MATERIAL SHOWN:

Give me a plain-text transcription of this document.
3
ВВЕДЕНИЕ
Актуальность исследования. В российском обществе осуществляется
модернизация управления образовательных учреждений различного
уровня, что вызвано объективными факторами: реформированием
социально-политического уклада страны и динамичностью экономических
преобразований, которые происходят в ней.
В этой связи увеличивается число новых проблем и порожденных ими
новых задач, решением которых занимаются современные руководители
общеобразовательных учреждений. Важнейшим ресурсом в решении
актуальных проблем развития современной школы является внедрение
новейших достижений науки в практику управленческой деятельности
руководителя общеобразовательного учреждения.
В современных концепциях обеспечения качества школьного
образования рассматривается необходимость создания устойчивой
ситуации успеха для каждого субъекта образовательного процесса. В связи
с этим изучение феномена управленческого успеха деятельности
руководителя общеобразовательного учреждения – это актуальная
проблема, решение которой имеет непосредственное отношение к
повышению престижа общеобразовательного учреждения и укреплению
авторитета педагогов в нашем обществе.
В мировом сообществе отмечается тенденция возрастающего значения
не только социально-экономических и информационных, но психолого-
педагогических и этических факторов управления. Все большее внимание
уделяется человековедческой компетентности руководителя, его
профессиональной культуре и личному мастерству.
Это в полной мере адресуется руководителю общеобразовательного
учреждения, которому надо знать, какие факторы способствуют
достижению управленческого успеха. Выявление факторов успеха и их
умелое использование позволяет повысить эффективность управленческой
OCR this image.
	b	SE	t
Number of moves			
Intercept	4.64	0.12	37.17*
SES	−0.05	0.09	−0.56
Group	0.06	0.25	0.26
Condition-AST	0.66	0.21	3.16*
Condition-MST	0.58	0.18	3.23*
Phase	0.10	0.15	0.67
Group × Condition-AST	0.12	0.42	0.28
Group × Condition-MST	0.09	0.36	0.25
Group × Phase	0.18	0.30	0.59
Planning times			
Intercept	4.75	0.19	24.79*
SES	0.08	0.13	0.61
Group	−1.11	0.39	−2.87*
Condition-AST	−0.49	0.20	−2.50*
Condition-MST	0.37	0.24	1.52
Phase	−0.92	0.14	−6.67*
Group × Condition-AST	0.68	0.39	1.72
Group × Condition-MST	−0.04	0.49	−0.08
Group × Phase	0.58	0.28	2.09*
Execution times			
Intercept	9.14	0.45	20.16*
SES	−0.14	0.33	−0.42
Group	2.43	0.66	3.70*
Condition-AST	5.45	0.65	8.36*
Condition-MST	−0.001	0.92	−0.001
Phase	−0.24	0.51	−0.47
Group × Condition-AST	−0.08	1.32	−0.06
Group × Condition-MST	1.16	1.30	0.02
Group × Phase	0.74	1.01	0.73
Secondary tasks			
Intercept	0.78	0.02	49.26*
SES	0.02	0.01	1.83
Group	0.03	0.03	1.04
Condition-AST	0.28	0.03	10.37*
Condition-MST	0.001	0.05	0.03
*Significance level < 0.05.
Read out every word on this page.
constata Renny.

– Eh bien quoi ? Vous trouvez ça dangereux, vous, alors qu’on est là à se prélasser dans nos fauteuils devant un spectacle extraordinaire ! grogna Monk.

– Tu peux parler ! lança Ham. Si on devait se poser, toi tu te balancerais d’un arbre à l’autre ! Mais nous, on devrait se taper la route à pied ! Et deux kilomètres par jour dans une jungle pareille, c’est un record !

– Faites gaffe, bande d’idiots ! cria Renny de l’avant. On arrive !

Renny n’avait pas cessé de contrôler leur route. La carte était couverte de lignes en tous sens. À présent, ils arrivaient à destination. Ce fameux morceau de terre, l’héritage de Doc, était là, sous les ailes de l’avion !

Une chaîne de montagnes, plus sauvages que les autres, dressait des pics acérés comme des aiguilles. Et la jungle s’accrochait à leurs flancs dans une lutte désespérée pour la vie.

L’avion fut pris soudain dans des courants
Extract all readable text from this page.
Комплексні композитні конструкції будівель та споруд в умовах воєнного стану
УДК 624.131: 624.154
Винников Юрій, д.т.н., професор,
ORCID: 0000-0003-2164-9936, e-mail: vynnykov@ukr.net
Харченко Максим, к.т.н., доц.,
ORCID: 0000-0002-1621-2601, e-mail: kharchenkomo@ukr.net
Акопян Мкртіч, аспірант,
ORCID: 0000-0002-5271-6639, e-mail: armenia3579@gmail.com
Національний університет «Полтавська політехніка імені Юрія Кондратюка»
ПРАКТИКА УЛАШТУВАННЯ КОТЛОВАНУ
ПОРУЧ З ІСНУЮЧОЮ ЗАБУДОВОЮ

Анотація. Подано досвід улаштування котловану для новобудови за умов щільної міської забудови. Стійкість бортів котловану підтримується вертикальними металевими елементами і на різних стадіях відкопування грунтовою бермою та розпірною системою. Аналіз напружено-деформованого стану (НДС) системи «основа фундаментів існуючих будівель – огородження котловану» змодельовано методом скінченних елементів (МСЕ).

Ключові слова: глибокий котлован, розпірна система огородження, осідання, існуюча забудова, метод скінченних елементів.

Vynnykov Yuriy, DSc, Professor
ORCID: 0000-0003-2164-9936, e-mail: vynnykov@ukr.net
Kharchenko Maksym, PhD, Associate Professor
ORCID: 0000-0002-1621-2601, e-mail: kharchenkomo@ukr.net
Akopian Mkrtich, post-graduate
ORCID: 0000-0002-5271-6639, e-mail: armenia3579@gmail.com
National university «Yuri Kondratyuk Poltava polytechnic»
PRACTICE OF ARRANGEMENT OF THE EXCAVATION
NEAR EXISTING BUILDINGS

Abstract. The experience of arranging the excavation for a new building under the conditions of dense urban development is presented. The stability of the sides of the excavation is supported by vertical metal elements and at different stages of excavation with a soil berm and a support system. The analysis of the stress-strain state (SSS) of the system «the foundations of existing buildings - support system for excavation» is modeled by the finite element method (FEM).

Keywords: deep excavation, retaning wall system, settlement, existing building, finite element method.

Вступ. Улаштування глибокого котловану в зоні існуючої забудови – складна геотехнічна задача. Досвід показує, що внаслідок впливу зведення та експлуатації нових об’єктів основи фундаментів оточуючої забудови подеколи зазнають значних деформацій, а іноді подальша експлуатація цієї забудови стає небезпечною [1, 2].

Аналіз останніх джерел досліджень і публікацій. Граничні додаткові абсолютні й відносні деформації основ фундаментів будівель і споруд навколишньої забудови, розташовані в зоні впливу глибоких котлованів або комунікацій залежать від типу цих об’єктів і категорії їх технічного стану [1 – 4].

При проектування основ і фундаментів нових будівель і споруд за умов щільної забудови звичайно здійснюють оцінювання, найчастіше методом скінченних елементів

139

WHAT YOU ARE ASKED TO DO: Print all the data exactly.

RESPONSE TO THIS EXERCISE:
Give me a plain-text transcription of this document.
3
ВВЕДЕНИЕ
Актуальность исследования. В российском обществе осуществляется
модернизация управления образовательных учреждений различного
уровня, что вызвано объективными факторами: реформированием
социально-политического уклада страны и динамичностью экономических
преобразований, которые происходят в ней.
В этой связи увеличивается число новых проблем и порожденных ими
новых задач, решением которых занимаются современные руководители
общеобразовательных учреждений. Важнейшим ресурсом в решении
актуальных проблем развития современной школы является внедрение
новейших достижений науки в практику управленческой деятельности
руководителя общеобразовательного учреждения.
В современных концепциях обеспечения качества школьного
образования рассматривается необходимость создания устойчивой
ситуации успеха для каждого субъекта образовательного процесса. В связи
с этим изучение феномена управленческого успеха деятельности
руководителя общеобразовательного учреждения – это актуальная
проблема, решение которой имеет непосредственное отношение к
повышению престижа общеобразовательного учреждения и укреплению
авторитета педагогов в нашем обществе.
В мировом сообществе отмечается тенденция возрастающего значения
не только социально-экономических и информационных, но психолого-
педагогических и этических факторов управления. Все большее внимание
уделяется человековедческой компетентности руководителя, его
профессиональной культуре и личному мастерству.
Это в полной мере адресуется руководителю общеобразовательного
учреждения, которому надо знать, какие факторы способствуют
достижению управленческого успеха. Выявление факторов успеха и их
умелое использование позволяет повысить эффективность управленческой
OCR this image.
	b	SE	t
Number of moves			
Intercept	4.64	0.12	37.17*
SES	−0.05	0.09	−0.56
Group	0.06	0.25	0.26
Condition-AST	0.66	0.21	3.16*
Condition-MST	0.58	0.18	3.23*
Phase	0.10	0.15	0.67
Group × Condition-AST	0.12	0.42	0.28
Group × Condition-MST	0.09	0.36	0.25
Group × Phase	0.18	0.30	0.59
Planning times			
Intercept	4.75	0.19	24.79*
SES	0.08	0.13	0.61
Group	−1.11	0.39	−2.87*
Condition-AST	−0.49	0.20	−2.50*
Condition-MST	0.37	0.24	1.52
Phase	−0.92	0.14	−6.67*
Group × Condition-AST	0.68	0.39	1.72
Group × Condition-MST	−0.04	0.49	−0.08
Group × Phase	0.58	0.28	2.09*
Execution times			
Intercept	9.14	0.45	20.16*
SES	−0.14	0.33	−0.42
Group	2.43	0.66	3.70*
Condition-AST	5.45	0.65	8.36*
Condition-MST	−0.001	0.92	−0.001
Phase	−0.24	0.51	−0.47
Group × Condition-AST	−0.08	1.32	−0.06
Group × Condition-MST	1.16	1.30	0.02
Group × Phase	0.74	1.01	0.73
Secondary tasks			
Intercept	0.78	0.02	49.26*
SES	0.02	0.01	1.83
Group	0.03	0.03	1.04
Condition-AST	0.28	0.03	10.37*
Condition-MST	0.001	0.05	0.03
*Significance level < 0.05.
Read out every word on this page.
constata Renny.

– Eh bien quoi ? Vous trouvez ça dangereux, vous, alors qu’on est là à se prélasser dans nos fauteuils devant un spectacle extraordinaire ! grogna Monk.

– Tu peux parler ! lança Ham. Si on devait se poser, toi tu te balancerais d’un arbre à l’autre ! Mais nous, on devrait se taper la route à pied ! Et deux kilomètres par jour dans une jungle pareille, c’est un record !

– Faites gaffe, bande d’idiots ! cria Renny de l’avant. On arrive !

Renny n’avait pas cessé de contrôler leur route. La carte était couverte de lignes en tous sens. À présent, ils arrivaient à destination. Ce fameux morceau de terre, l’héritage de Doc, était là, sous les ailes de l’avion !

Une chaîne de montagnes, plus sauvages que les autres, dressait des pics acérés comme des aiguilles. Et la jungle s’accrochait à leurs flancs dans une lutte désespérée pour la vie.

L’avion fut pris soudain dans des courants
Extract all readable text from this page.
Комплексні композитні конструкції будівель та споруд в умовах воєнного стану
УДК 624.131: 624.154
Винников Юрій, д.т.н., професор,
ORCID: 0000-0003-2164-9936, e-mail: vynnykov@ukr.net
Харченко Максим, к.т.н., доц.,
ORCID: 0000-0002-1621-2601, e-mail: kharchenkomo@ukr.net
Акопян Мкртіч, аспірант,
ORCID: 0000-0002-5271-6639, e-mail: armenia3579@gmail.com
Національний університет «Полтавська політехніка імені Юрія Кондратюка»
ПРАКТИКА УЛАШТУВАННЯ КОТЛОВАНУ
ПОРУЧ З ІСНУЮЧОЮ ЗАБУДОВОЮ

Анотація. Подано досвід улаштування котловану для новобудови за умов щільної міської забудови. Стійкість бортів котловану підтримується вертикальними металевими елементами і на різних стадіях відкопування грунтовою бермою та розпірною системою. Аналіз напружено-деформованого стану (НДС) системи «основа фундаментів існуючих будівель – огородження котловану» змодельовано методом скінченних елементів (МСЕ).

Ключові слова: глибокий котлован, розпірна система огородження, осідання, існуюча забудова, метод скінченних елементів.

Vynnykov Yuriy, DSc, Professor
ORCID: 0000-0003-2164-9936, e-mail: vynnykov@ukr.net
Kharchenko Maksym, PhD, Associate Professor
ORCID: 0000-0002-1621-2601, e-mail: kharchenkomo@ukr.net
Akopian Mkrtich, post-graduate
ORCID: 0000-0002-5271-6639, e-mail: armenia3579@gmail.com
National university «Yuri Kondratyuk Poltava polytechnic»
PRACTICE OF ARRANGEMENT OF THE EXCAVATION
NEAR EXISTING BUILDINGS

Abstract. The experience of arranging the excavation for a new building under the conditions of dense urban development is presented. The stability of the sides of the excavation is supported by vertical metal elements and at different stages of excavation with a soil berm and a support system. The analysis of the stress-strain state (SSS) of the system «the foundations of existing buildings - support system for excavation» is modeled by the finite element method (FEM).

Keywords: deep excavation, retaning wall system, settlement, existing building, finite element method.

Вступ. Улаштування глибокого котловану в зоні існуючої забудови – складна геотехнічна задача. Досвід показує, що внаслідок впливу зведення та експлуатації нових об’єктів основи фундаментів оточуючої забудови подеколи зазнають значних деформацій, а іноді подальша експлуатація цієї забудови стає небезпечною [1, 2].

Аналіз останніх джерел досліджень і публікацій. Граничні додаткові абсолютні й відносні деформації основ фундаментів будівель і споруд навколишньої забудови, розташовані в зоні впливу глибоких котлованів або комунікацій залежать від типу цих об’єктів і категорії їх технічного стану [1 – 4].

При проектування основ і фундаментів нових будівель і споруд за умов щільної забудови звичайно здійснюють оцінювання, найчастіше методом скінченних елементів

139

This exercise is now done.